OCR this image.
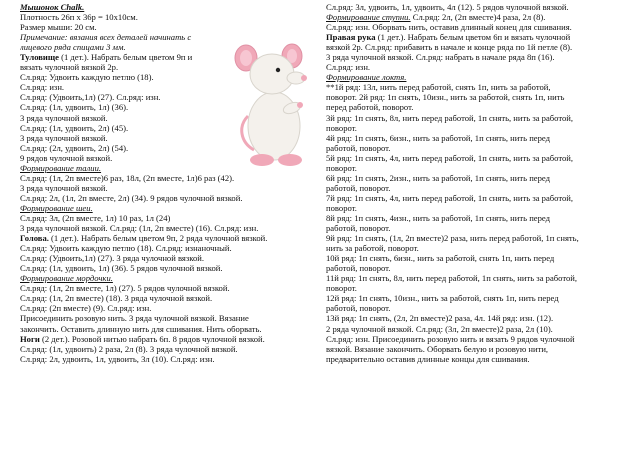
Мышонок Chalk.
Плотность 26п х 36р = 10х10см.
Размер мыши: 20 см.
Примечание: вязания всех деталей начинать с
лицевого ряда спицами 3 мм.
Туловище (1 дет.). Набрать белым цветом 9п и
вязать чулочной вязкой 2р.
Сл.ряд: Удвоить каждую петлю (18).
Сл.ряд: изн.
Сл.ряд: (Удвоить,1л) (27). Сл.ряд: изн.
Сл.ряд: (1л, удвоить, 1л) (36).
3 ряда чулочной вязкой.
Сл.ряд: (1л, удвоить, 2л) (45).
3 ряда чулочной вязкой.
Сл.ряд: (2л, удвоить, 2л) (54).
9 рядов чулочной вязкой.
Формирование талии.
Сл.ряд: (1л, 2п вместе)6 раз, 18л, (2п вместе, 1л)6 раз (42).
3 ряда чулочной вязкой.
Сл.ряд: 2л, (1л, 2п вместе, 2л) (34). 9 рядов чулочной вязкой.
Формирование шеи.
Сл.ряд: 3л, (2п вместе, 1л) 10 раз, 1л (24)
3 ряда чулочной вязкой. Сл.ряд: (1л, 2п вместе) (16). Сл.ряд: изн.
Голова. (1 дет.). Набрать белым цветом 9п, 2 ряда чулочной вязкой.
Сл.ряд: Удвоить каждую петлю (18). Сл.ряд: изнаночный.
Сл.ряд: (Удвоить,1л) (27). 3 ряда чулочной вязкой.
Сл.ряд: (1л, удвоить, 1л) (36). 5 рядов чулочной вязкой.
Формирование мордочки.
Сл.ряд: (1л, 2п вместе, 1л) (27). 5 рядов чулочной вязкой.
Сл.ряд: (1л, 2п вместе) (18). 3 ряда чулочной вязкой.
Сл.ряд: (2п вместе) (9). Сл.ряд: изн.
Присоединить розовую нить. 3 ряда чулочной вязкой. Вязание
закончить. Оставить длинную нить для сшивания. Нить оборвать.
Ноги (2 дет.). Розовой нитью набрать 6п. 8 рядов чулочной вязкой.
Сл.ряд: (1л, удвоить) 2 раза, 2л (8). 3 ряда чулочной вязкой.
Сл.ряд: 2л, удвоить, 1л, удвоить, 3л (10). Сл.ряд: изн.
Сл.ряд: 3л, удвоить, 1л, удвоить, 4л (12). 5 рядов чулочной вязкой.
Формирование ступни. Сл.ряд: 2л, (2п вместе)4 раза, 2л (8).
Сл.ряд: изн. Оборвать нить, оставив длинный конец для сшивания.
Правая рука (1 дет.). Набрать белым цветом 6п и вязать чулочной
вязкой 2р. Сл.ряд: прибавить в начале и конце ряда по 1й петле (8).
3 ряда чулочной вязкой. Сл.ряд: набрать в начале ряда 8п (16).
Сл.ряд: изн.
Формирование локтя.
**1й ряд: 13л, нить перед работой, снять 1п, нить за работой,
поворот. 2й ряд: 1п снять, 10изн., нить за работой, снять 1п, нить
перед работой, поворот.
3й ряд: 1п снять, 8л, нить перед работой, 1п снять, нить за работой,
поворот.
4й ряд: 1п снять, 6изн., нить за работой, 1п снять, нить перед
работой, поворот.
5й ряд: 1п снять, 4л, нить перед работой, 1п снять, нить за работой,
поворот.
6й ряд: 1п снять, 2изн., нить за работой, 1п снять, нить перед
работой, поворот.
7й ряд: 1п снять, 4л, нить перед работой, 1п снять, нить за работой,
поворот.
8й ряд: 1п снять, 4изн., нить за работой, 1п снять, нить перед
работой, поворот.
9й ряд: 1п снять, (1л, 2п вместе)2 раза, нить перед работой, 1п снять,
нить за работой, поворот.
10й ряд: 1п снять, 6изн., нить за работой, снять 1п, нить перед
работой, поворот.
11й ряд: 1п снять, 8л, нить перед работой, 1п снять, нить за работой,
поворот.
12й ряд: 1п снять, 10изн., нить за работой, снять 1п, нить перед
работой, поворот.
13й ряд: 1п снять, (2л, 2п вместе)2 раза, 4л. 14й ряд: изн. (12).
2 ряда чулочной вязкой. Сл.ряд: (3л, 2п вместе)2 раза, 2л (10).
Сл.ряд: изн. Присоединить розовую нить и вязать 9 рядов чулочной
вязкой. Вязание закончить. Оборвать белую и розовую нити,
предварительно оставив длинные концы для сшивания.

» Your instructions
Examine the records and report how many lines contain the string "оставив". Only the number should be given.

» Answer
2